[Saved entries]

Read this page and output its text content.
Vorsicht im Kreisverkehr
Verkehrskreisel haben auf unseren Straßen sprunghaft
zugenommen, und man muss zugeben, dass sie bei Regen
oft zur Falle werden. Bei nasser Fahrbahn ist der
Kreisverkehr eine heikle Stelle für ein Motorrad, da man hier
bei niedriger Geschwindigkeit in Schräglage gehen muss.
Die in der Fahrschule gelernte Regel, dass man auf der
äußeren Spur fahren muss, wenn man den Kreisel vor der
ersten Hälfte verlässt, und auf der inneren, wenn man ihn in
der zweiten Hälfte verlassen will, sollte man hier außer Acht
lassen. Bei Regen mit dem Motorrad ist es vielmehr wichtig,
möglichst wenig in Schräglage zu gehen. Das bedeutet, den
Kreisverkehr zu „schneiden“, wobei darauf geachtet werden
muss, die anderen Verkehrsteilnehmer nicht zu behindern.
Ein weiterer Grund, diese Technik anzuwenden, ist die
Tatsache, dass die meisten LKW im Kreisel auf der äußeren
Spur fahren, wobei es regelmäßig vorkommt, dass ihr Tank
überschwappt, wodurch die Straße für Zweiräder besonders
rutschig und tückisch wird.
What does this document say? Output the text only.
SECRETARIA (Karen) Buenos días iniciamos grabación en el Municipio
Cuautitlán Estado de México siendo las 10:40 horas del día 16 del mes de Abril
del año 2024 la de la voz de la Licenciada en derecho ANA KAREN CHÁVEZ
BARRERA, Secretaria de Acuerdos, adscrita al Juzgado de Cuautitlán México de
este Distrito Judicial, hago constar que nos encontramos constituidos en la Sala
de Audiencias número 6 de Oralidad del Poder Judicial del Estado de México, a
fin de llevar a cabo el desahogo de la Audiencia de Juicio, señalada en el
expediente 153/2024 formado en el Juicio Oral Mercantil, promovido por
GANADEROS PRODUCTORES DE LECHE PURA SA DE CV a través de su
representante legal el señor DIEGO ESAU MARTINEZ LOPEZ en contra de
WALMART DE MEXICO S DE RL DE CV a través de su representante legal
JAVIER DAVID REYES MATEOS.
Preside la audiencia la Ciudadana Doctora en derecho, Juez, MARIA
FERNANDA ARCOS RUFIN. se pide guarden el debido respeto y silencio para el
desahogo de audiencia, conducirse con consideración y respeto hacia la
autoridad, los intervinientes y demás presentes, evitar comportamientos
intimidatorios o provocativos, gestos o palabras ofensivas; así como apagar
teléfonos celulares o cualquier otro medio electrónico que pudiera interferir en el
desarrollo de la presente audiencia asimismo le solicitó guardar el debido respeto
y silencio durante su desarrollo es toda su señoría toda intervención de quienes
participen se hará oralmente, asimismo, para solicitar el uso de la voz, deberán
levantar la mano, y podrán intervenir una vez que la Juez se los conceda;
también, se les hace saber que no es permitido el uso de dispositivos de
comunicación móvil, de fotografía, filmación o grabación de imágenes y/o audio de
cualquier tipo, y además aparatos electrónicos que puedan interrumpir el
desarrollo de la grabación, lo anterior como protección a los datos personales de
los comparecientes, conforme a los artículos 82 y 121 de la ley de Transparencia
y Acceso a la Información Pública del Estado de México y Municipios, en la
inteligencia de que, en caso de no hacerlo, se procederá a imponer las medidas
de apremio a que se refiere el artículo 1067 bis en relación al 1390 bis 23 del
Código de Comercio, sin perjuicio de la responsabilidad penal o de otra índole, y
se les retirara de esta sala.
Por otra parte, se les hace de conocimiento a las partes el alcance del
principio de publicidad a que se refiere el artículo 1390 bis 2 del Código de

• [Description of the task]: Filter the records down to the lines containing the word "fahren", and copy those.

• [Answer box]:
äußeren Spur fahren muss, wenn man den Kreisel vor der
Spur fahren, wobei es regelmäßig vorkommt, dass ihr Tank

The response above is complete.